RECORDS FOR THE EXERCISE:
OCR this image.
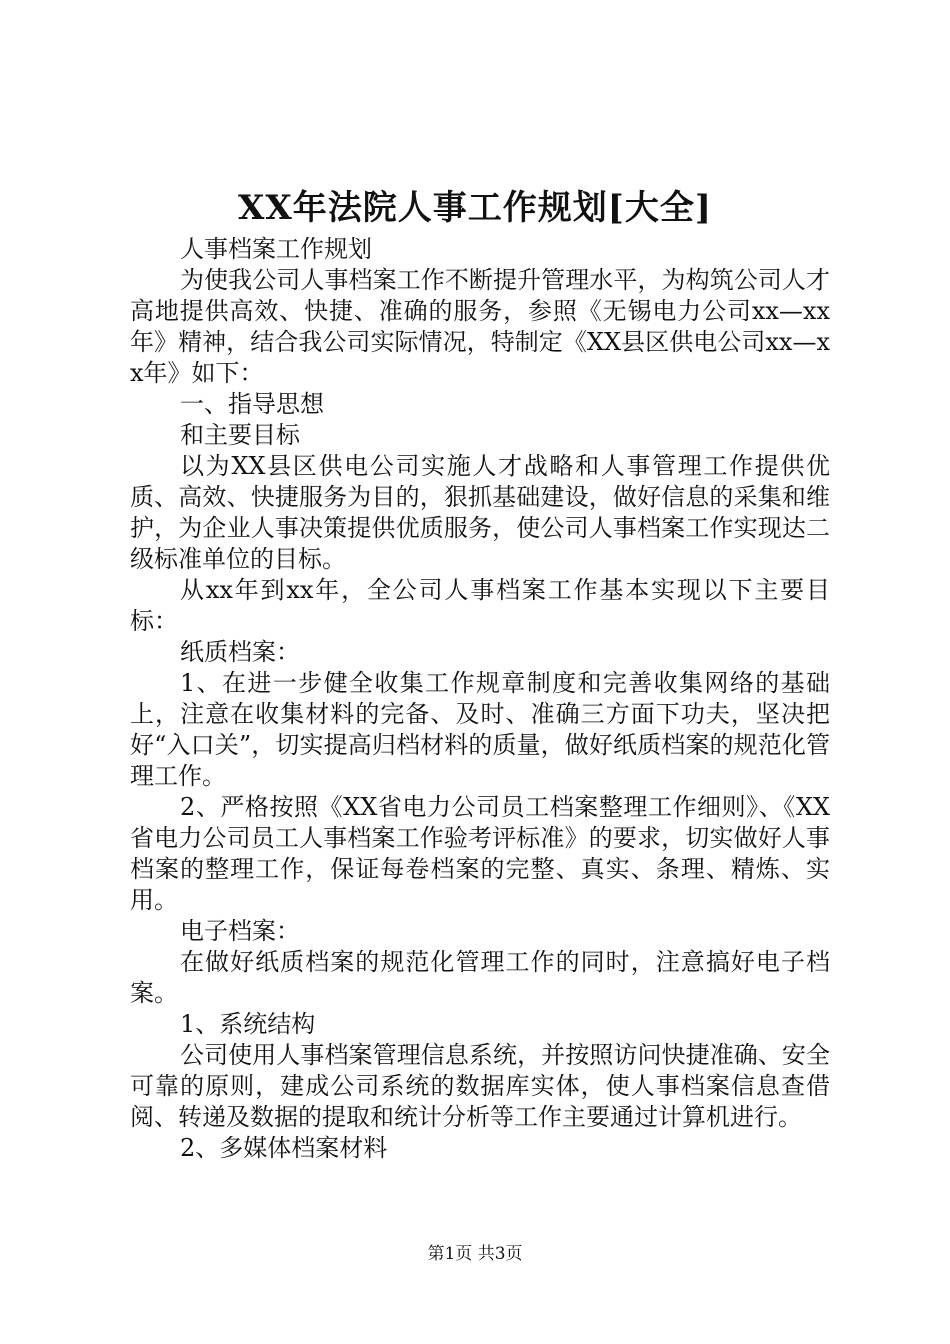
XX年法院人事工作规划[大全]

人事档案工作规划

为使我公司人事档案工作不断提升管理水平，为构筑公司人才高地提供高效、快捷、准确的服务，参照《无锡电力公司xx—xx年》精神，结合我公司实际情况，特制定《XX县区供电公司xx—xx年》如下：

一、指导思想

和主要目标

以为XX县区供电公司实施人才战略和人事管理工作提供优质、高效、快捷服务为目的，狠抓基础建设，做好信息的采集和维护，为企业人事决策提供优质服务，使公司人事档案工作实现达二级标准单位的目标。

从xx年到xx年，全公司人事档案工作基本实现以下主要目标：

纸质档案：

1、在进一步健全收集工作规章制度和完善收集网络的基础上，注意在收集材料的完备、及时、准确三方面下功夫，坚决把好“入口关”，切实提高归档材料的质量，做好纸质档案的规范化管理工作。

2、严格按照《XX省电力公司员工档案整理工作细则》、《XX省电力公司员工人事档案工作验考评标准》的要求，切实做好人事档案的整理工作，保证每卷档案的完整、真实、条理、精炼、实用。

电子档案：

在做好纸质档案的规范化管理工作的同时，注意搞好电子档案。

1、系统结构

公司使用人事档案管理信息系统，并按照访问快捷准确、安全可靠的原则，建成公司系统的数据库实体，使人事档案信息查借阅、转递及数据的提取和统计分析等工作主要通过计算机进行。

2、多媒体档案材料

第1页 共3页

CHALLENGE: Reproduce the whole listing word for word, setting aside any pictures.

FULL ANSWER:
OCR this image.
XX年法院人事工作规划[大全]

人事档案工作规划

为使我公司人事档案工作不断提升管理水平，为构筑公司人才高地提供高效、快捷、准确的服务，参照《无锡电力公司xx—xx年》精神，结合我公司实际情况，特制定《XX县区供电公司xx—xx年》如下：

一、指导思想

和主要目标

以为XX县区供电公司实施人才战略和人事管理工作提供优质、高效、快捷服务为目的，狠抓基础建设，做好信息的采集和维护，为企业人事决策提供优质服务，使公司人事档案工作实现达二级标准单位的目标。

从xx年到xx年，全公司人事档案工作基本实现以下主要目标：

纸质档案：

1、在进一步健全收集工作规章制度和完善收集网络的基础上，注意在收集材料的完备、及时、准确三方面下功夫，坚决把好“入口关”，切实提高归档材料的质量，做好纸质档案的规范化管理工作。

2、严格按照《XX省电力公司员工档案整理工作细则》、《XX省电力公司员工人事档案工作验考评标准》的要求，切实做好人事档案的整理工作，保证每卷档案的完整、真实、条理、精炼、实用。

电子档案：

在做好纸质档案的规范化管理工作的同时，注意搞好电子档案。

1、系统结构

公司使用人事档案管理信息系统，并按照访问快捷准确、安全可靠的原则，建成公司系统的数据库实体，使人事档案信息查借阅、转递及数据的提取和统计分析等工作主要通过计算机进行。

2、多媒体档案材料

第1页 共3页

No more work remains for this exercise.